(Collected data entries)
***

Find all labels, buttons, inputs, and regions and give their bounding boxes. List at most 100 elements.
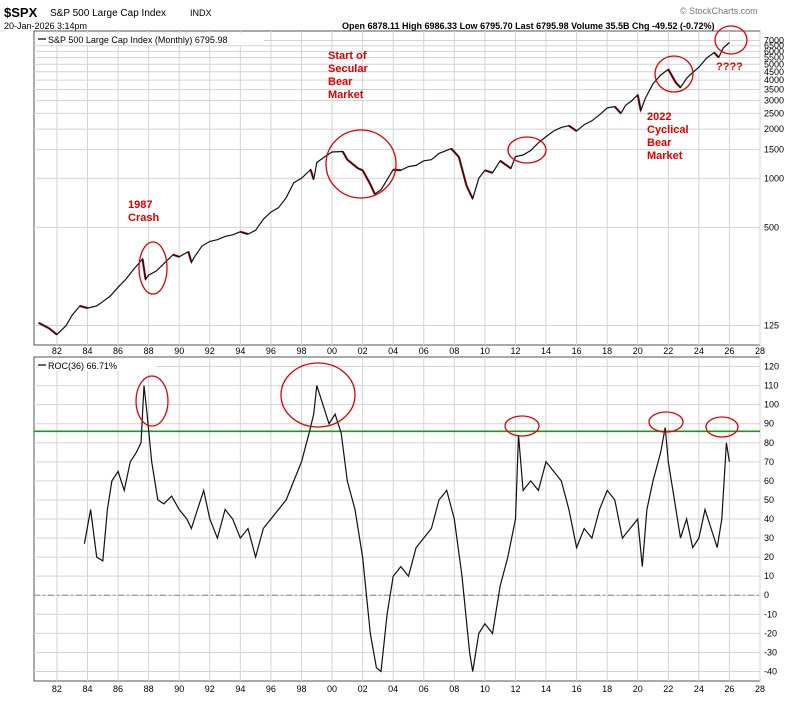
x-tick-label-bottom: 90	[174, 684, 184, 694]
price-tick-label: 4500	[764, 67, 784, 77]
price-tick-label: 2500	[764, 108, 784, 118]
quote-label: Open 6878.11 High 6986.33 Low 6795.70 La…	[342, 21, 715, 31]
x-tick-label-top: 98	[296, 346, 306, 356]
index-name-label: S&P 500 Large Cap Index	[50, 8, 166, 19]
price-tick-label: 500	[764, 222, 779, 232]
x-tick-label-top: 06	[419, 346, 429, 356]
x-tick-label-top: 88	[144, 346, 154, 356]
roc-tick-label: -10	[764, 609, 777, 619]
roc-tick-label: 90	[764, 419, 774, 429]
x-tick-label-top: 96	[266, 346, 276, 356]
annotation-line: Start of	[328, 50, 367, 62]
x-tick-label-top: 20	[633, 346, 643, 356]
exchange-label: INDX	[190, 8, 212, 18]
x-tick-label-bottom: 22	[663, 684, 673, 694]
annotation-line: 2022	[647, 111, 671, 123]
x-tick-label-top: 18	[602, 346, 612, 356]
x-tick-label-top: 28	[755, 346, 765, 356]
circle-2012-roc	[504, 415, 540, 437]
x-tick-label-bottom: 92	[205, 684, 215, 694]
price-tick-label: 4000	[764, 75, 784, 85]
circle-2000-roc	[280, 362, 356, 428]
roc-tick-label: -20	[764, 628, 777, 638]
x-tick-label-bottom: 28	[755, 684, 765, 694]
x-tick-label-top: 26	[724, 346, 734, 356]
roc-tick-label: 80	[764, 438, 774, 448]
circle-2022-roc	[648, 411, 684, 433]
x-tick-label-top: 10	[480, 346, 490, 356]
price-tick-label: 1500	[764, 145, 784, 155]
x-tick-label-top: 02	[358, 346, 368, 356]
x-tick-label-top: 04	[388, 346, 398, 356]
watermark-label: © StockCharts.com	[680, 6, 758, 16]
price-tick-label: 5000	[764, 59, 784, 69]
x-tick-label-top: 24	[694, 346, 704, 356]
price-tick-label: 1000	[764, 173, 784, 183]
roc-tick-label: 20	[764, 552, 774, 562]
x-tick-label-top: 16	[572, 346, 582, 356]
x-tick-label-bottom: 02	[358, 684, 368, 694]
price-tick-label: 3000	[764, 95, 784, 105]
roc-tick-label: 110	[764, 381, 778, 391]
x-tick-label-bottom: 98	[296, 684, 306, 694]
datetime-label: 20-Jan-2026 3:14pm	[4, 21, 87, 31]
price-tick-label: 6500	[764, 41, 784, 51]
roc-tick-label: -30	[764, 647, 777, 657]
x-tick-label-top: 92	[205, 346, 215, 356]
x-tick-label-top: 22	[663, 346, 673, 356]
x-tick-label-bottom: 20	[633, 684, 643, 694]
x-tick-label-top: 94	[235, 346, 245, 356]
price-tick-label: 7000	[764, 35, 784, 45]
x-tick-label-bottom: 82	[52, 684, 62, 694]
x-tick-label-top: 08	[449, 346, 459, 356]
roc-tick-label: -40	[764, 666, 777, 676]
roc-legend-label: ROC(36) 66.71%	[48, 361, 117, 371]
annotation-circles	[135, 25, 748, 438]
roc-legend: ROC(36) 66.71%	[36, 359, 156, 371]
annotation-line: Bear	[647, 137, 672, 149]
x-axis: 82 82 84 84 86 86 88 88 90 90 92 92 94 94 96 96 98 98 00 00…	[52, 346, 765, 694]
annotation-labels: 1987 Crash Start of Secular Bear Market 2022…	[128, 50, 743, 224]
annotation-question: ????	[716, 61, 743, 73]
annotation-line: 1987	[128, 199, 152, 211]
price-legend: S&P 500 Large Cap Index (Monthly) 6795.9…	[36, 33, 264, 45]
x-tick-label-bottom: 08	[449, 684, 459, 694]
x-tick-label-top: 12	[510, 346, 520, 356]
annotation-1987-crash: 1987 Crash	[128, 199, 159, 224]
annotation-line: Market	[647, 150, 683, 162]
x-tick-label-top: 84	[82, 346, 92, 356]
roc-tick-label: 50	[764, 495, 774, 505]
circle-2026-roc	[705, 416, 739, 438]
annotation-2022-bear: 2022 Cyclical Bear Market	[647, 111, 689, 162]
price-tick-label: 5500	[764, 53, 784, 63]
circle-1987-price	[138, 241, 168, 295]
circle-2000-price	[325, 129, 397, 199]
roc-grid	[34, 357, 761, 681]
circle-2022-price	[654, 55, 694, 93]
x-tick-label-bottom: 12	[510, 684, 520, 694]
annotation-secular-bear: Start of Secular Bear Market	[328, 50, 368, 101]
x-tick-label-top: 90	[174, 346, 184, 356]
annotation-line: Crash	[128, 212, 159, 224]
circle-2012-price	[507, 136, 547, 164]
roc-tick-label: 60	[764, 476, 774, 486]
x-tick-label-bottom: 88	[144, 684, 154, 694]
x-tick-label-bottom: 94	[235, 684, 245, 694]
x-tick-label-bottom: 26	[724, 684, 734, 694]
price-tick-label: 125	[764, 321, 779, 331]
roc-series-line	[83, 385, 730, 673]
x-tick-label-bottom: 24	[694, 684, 704, 694]
annotation-line: Bear	[328, 76, 353, 88]
roc-tick-label: 100	[764, 400, 779, 410]
x-tick-label-bottom: 18	[602, 684, 612, 694]
price-panel-frame	[33, 30, 761, 346]
x-tick-label-top: 14	[541, 346, 551, 356]
roc-tick-label: 120	[764, 362, 779, 372]
circle-1987-roc	[135, 375, 169, 427]
x-tick-label-bottom: 10	[480, 684, 490, 694]
roc-tick-label: 70	[764, 457, 774, 467]
price-tick-label: 2000	[764, 124, 784, 134]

***

Recast every line of the records above as a Markdown table with the columns "Row" and "Entry line," numbering the rows and skipping blank lines. Leave the pictures out of the table.

| Row | Entry line |
|---|---|
| 1 | Find all labels, buttons, inputs, and regions and give their bounding boxes. List at most 100 elements. |
| 2 | x-tick-label-bottom: 90	[174, 684, 184, 694] |
| 3 | price-tick-label: 4500	[764, 67, 784, 77] |
| 4 | price-tick-label: 2500	[764, 108, 784, 118] |
| 5 | quote-label: Open 6878.11 High 6986.33 Low 6795.70 La…	[342, 21, 715, 31] |
| 6 | x-tick-label-top: 98	[296, 346, 306, 356] |
| 7 | index-name-label: S&P 500 Large Cap Index	[50, 8, 166, 19] |
| 8 | price-tick-label: 500	[764, 222, 779, 232] |
| 9 | x-tick-label-top: 06	[419, 346, 429, 356] |
| 10 | x-tick-label-top: 88	[144, 346, 154, 356] |
| 11 | roc-tick-label: -10	[764, 609, 777, 619] |
| 12 | roc-tick-label: 90	[764, 419, 774, 429] |
| 13 | x-tick-label-top: 96	[266, 346, 276, 356] |
| 14 | annotation-line: Start of	[328, 50, 367, 62] |
| 15 | x-tick-label-top: 20	[633, 346, 643, 356] |
| 16 | exchange-label: INDX	[190, 8, 212, 18] |
| 17 | x-tick-label-bottom: 22	[663, 684, 673, 694] |
| 18 | annotation-line: 2022	[647, 111, 671, 123] |
| 19 | x-tick-label-top: 18	[602, 346, 612, 356] |
| 20 | x-tick-label-top: 28	[755, 346, 765, 356] |
| 21 | circle-2012-roc	[504, 415, 540, 437] |
| 22 | x-tick-label-bottom: 92	[205, 684, 215, 694] |
| 23 | price-tick-label: 4000	[764, 75, 784, 85] |
| 24 | circle-2000-roc	[280, 362, 356, 428] |
| 25 | roc-tick-label: -20	[764, 628, 777, 638] |
| 26 | x-tick-label-bottom: 28	[755, 684, 765, 694] |
| 27 | x-tick-label-top: 26	[724, 346, 734, 356] |
| 28 | roc-tick-label: 80	[764, 438, 774, 448] |
| 29 | circle-2022-roc	[648, 411, 684, 433] |
| 30 | x-tick-label-top: 10	[480, 346, 490, 356] |
| 31 | price-tick-label: 1500	[764, 145, 784, 155] |
| 32 | x-tick-label-top: 02	[358, 346, 368, 356] |
| 33 | x-tick-label-top: 04	[388, 346, 398, 356] |
| 34 | watermark-label: © StockCharts.com	[680, 6, 758, 16] |
| 35 | price-tick-label: 5000	[764, 59, 784, 69] |
| 36 | x-tick-label-top: 24	[694, 346, 704, 356] |
| 37 | price-tick-label: 1000	[764, 173, 784, 183] |
| 38 | roc-tick-label: 20	[764, 552, 774, 562] |
| 39 | x-tick-label-top: 16	[572, 346, 582, 356] |
| 40 | x-tick-label-bottom: 02	[358, 684, 368, 694] |
| 41 | price-tick-label: 3000	[764, 95, 784, 105] |
| 42 | roc-tick-label: 110	[764, 381, 778, 391] |
| 43 | x-tick-label-bottom: 98	[296, 684, 306, 694] |
| 44 | datetime-label: 20-Jan-2026 3:14pm	[4, 21, 87, 31] |
| 45 | price-tick-label: 6500	[764, 41, 784, 51] |
| 46 | roc-tick-label: -30	[764, 647, 777, 657] |
| 47 | x-tick-label-top: 92	[205, 346, 215, 356] |
| 48 | x-tick-label-top: 22	[663, 346, 673, 356] |
| 49 | x-tick-label-bottom: 20	[633, 684, 643, 694] |
| 50 | x-tick-label-top: 94	[235, 346, 245, 356] |
| 51 | price-tick-label: 7000	[764, 35, 784, 45] |
| 52 | x-tick-label-bottom: 82	[52, 684, 62, 694] |
| 53 | x-tick-label-top: 08	[449, 346, 459, 356] |
| 54 | roc-tick-label: -40	[764, 666, 777, 676] |
| 55 | roc-legend-label: ROC(36) 66.71%	[48, 361, 117, 371] |
| 56 | annotation-circles	[135, 25, 748, 438] |
| 57 | roc-legend: ROC(36) 66.71%	[36, 359, 156, 371] |
| 58 | annotation-line: Bear	[647, 137, 672, 149] |
| 59 | x-axis: 82 82 84 84 86 86 88 88 90 90 92 92 94 94 96 96 98 98 00 00…	[52, 346, 765, 694] |
| 60 | annotation-labels: 1987 Crash Start of Secular Bear Market 2022…	[128, 50, 743, 224] |
| 61 | annotation-question: ????	[716, 61, 743, 73] |
| 62 | annotation-line: 1987	[128, 199, 152, 211] |
| 63 | price-legend: S&P 500 Large Cap Index (Monthly) 6795.9…	[36, 33, 264, 45] |
| 64 | x-tick-label-bottom: 08	[449, 684, 459, 694] |
| 65 | x-tick-label-top: 12	[510, 346, 520, 356] |
| 66 | annotation-1987-crash: 1987 Crash	[128, 199, 159, 224] |
| 67 | annotation-line: Market	[647, 150, 683, 162] |
| 68 | x-tick-label-top: 84	[82, 346, 92, 356] |
| 69 | roc-tick-label: 50	[764, 495, 774, 505] |
| 70 | circle-2026-roc	[705, 416, 739, 438] |
| 71 | annotation-2022-bear: 2022 Cyclical Bear Market	[647, 111, 689, 162] |
| 72 | price-tick-label: 5500	[764, 53, 784, 63] |
| 73 | circle-1987-price	[138, 241, 168, 295] |
| 74 | circle-2000-price	[325, 129, 397, 199] |
| 75 | roc-grid	[34, 357, 761, 681] |
| 76 | circle-2022-price	[654, 55, 694, 93] |
| 77 | x-tick-label-bottom: 12	[510, 684, 520, 694] |
| 78 | annotation-secular-bear: Start of Secular Bear Market	[328, 50, 368, 101] |
| 79 | x-tick-label-top: 90	[174, 346, 184, 356] |
| 80 | annotation-line: Crash	[128, 212, 159, 224] |
| 81 | circle-2012-price	[507, 136, 547, 164] |
| 82 | roc-tick-label: 60	[764, 476, 774, 486] |
| 83 | x-tick-label-bottom: 88	[144, 684, 154, 694] |
| 84 | x-tick-label-bottom: 94	[235, 684, 245, 694] |
| 85 | x-tick-label-bottom: 26	[724, 684, 734, 694] |
| 86 | price-tick-label: 125	[764, 321, 779, 331] |
| 87 | roc-series-line	[83, 385, 730, 673] |
| 88 | x-tick-label-bottom: 24	[694, 684, 704, 694] |
| 89 | annotation-line: Bear	[328, 76, 353, 88] |
| 90 | roc-tick-label: 100	[764, 400, 779, 410] |
| 91 | x-tick-label-bottom: 18	[602, 684, 612, 694] |
| 92 | price-panel-frame	[33, 30, 761, 346] |
| 93 | x-tick-label-top: 14	[541, 346, 551, 356] |
| 94 | roc-tick-label: 120	[764, 362, 779, 372] |
| 95 | circle-1987-roc	[135, 375, 169, 427] |
| 96 | x-tick-label-bottom: 10	[480, 684, 490, 694] |
| 97 | roc-tick-label: 70	[764, 457, 774, 467] |
| 98 | price-tick-label: 2000	[764, 124, 784, 134] |